Each line that holds the word "title" is to be identified and copied.

> **Exercise material**:
********************
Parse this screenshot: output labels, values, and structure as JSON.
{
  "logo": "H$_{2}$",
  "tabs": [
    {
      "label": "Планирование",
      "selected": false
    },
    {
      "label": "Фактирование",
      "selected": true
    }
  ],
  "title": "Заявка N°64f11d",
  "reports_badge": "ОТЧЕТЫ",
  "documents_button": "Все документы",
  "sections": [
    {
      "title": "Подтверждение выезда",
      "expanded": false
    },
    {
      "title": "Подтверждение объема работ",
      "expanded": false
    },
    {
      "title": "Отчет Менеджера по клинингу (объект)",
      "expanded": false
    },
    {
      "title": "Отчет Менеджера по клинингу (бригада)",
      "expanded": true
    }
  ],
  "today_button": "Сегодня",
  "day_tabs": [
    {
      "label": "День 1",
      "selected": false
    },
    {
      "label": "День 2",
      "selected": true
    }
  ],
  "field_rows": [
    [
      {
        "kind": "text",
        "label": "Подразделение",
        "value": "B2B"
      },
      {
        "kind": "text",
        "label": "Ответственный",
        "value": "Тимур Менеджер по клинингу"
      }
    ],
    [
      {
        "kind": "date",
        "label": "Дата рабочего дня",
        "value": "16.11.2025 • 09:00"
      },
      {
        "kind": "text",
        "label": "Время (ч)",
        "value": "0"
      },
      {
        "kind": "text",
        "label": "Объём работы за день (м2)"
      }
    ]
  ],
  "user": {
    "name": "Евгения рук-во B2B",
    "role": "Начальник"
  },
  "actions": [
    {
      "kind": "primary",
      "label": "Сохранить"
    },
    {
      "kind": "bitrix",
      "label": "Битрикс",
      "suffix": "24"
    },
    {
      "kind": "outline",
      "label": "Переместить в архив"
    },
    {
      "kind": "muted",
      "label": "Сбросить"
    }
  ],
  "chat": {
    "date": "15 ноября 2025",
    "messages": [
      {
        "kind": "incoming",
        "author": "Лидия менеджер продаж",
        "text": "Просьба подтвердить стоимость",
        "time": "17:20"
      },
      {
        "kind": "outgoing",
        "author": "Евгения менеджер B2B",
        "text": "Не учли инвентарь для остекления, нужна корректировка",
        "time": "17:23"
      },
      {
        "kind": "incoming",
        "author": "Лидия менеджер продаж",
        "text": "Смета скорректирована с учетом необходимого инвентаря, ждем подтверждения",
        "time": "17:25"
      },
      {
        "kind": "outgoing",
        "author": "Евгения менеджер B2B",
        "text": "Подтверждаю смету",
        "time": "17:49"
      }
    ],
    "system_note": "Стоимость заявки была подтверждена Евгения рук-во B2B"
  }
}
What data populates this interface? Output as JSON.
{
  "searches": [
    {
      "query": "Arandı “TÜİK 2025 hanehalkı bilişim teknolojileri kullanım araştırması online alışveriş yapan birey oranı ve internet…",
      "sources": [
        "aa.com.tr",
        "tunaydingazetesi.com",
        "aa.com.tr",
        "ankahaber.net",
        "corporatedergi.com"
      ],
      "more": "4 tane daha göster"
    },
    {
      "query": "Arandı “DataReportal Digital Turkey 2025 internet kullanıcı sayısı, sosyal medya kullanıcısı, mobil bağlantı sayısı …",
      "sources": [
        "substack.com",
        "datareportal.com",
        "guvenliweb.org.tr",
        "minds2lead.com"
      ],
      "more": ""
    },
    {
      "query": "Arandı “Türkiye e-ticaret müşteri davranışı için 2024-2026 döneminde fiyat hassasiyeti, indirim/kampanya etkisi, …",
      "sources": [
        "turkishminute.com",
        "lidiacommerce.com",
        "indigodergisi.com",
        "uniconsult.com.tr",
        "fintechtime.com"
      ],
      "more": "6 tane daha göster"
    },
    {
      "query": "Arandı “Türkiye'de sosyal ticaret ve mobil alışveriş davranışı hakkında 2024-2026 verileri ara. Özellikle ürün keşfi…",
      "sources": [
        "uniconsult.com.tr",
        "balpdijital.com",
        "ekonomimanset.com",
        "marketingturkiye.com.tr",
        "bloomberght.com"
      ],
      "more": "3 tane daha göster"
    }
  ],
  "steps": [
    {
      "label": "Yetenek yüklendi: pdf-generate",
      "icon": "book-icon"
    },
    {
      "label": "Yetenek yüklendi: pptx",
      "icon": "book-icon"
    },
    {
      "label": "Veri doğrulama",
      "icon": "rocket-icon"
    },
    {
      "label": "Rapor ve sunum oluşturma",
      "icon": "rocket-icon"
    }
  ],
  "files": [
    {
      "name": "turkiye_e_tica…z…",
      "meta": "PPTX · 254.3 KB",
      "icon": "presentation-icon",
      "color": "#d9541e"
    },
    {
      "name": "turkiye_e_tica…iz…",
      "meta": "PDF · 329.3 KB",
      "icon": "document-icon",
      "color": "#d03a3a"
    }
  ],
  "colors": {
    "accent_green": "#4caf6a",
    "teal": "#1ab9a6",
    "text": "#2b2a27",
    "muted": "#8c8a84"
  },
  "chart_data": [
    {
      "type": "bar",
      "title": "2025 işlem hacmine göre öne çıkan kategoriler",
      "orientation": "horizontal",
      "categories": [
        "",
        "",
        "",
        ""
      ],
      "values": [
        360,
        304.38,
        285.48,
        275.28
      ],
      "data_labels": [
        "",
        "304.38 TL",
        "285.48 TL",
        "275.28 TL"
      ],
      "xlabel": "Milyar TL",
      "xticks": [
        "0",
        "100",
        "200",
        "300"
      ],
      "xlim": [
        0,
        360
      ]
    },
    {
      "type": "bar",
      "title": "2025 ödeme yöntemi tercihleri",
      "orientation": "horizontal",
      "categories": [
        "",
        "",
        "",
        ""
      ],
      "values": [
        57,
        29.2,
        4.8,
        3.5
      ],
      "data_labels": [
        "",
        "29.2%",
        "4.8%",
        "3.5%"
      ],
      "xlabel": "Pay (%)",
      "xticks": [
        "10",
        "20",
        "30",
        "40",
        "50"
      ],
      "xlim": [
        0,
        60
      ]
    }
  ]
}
********************
> **Answer to the problem**:
  "title": "Заявка N°64f11d",
      "title": "Подтверждение выезда",
      "title": "Подтверждение объема работ",
      "title": "Отчет Менеджера по клинингу (объект)",
      "title": "Отчет Менеджера по клинингу (бригада)",
      "title": "2025 işlem hacmine göre öne çıkan kategoriler",
      "title": "2025 ödeme yöntemi tercihleri",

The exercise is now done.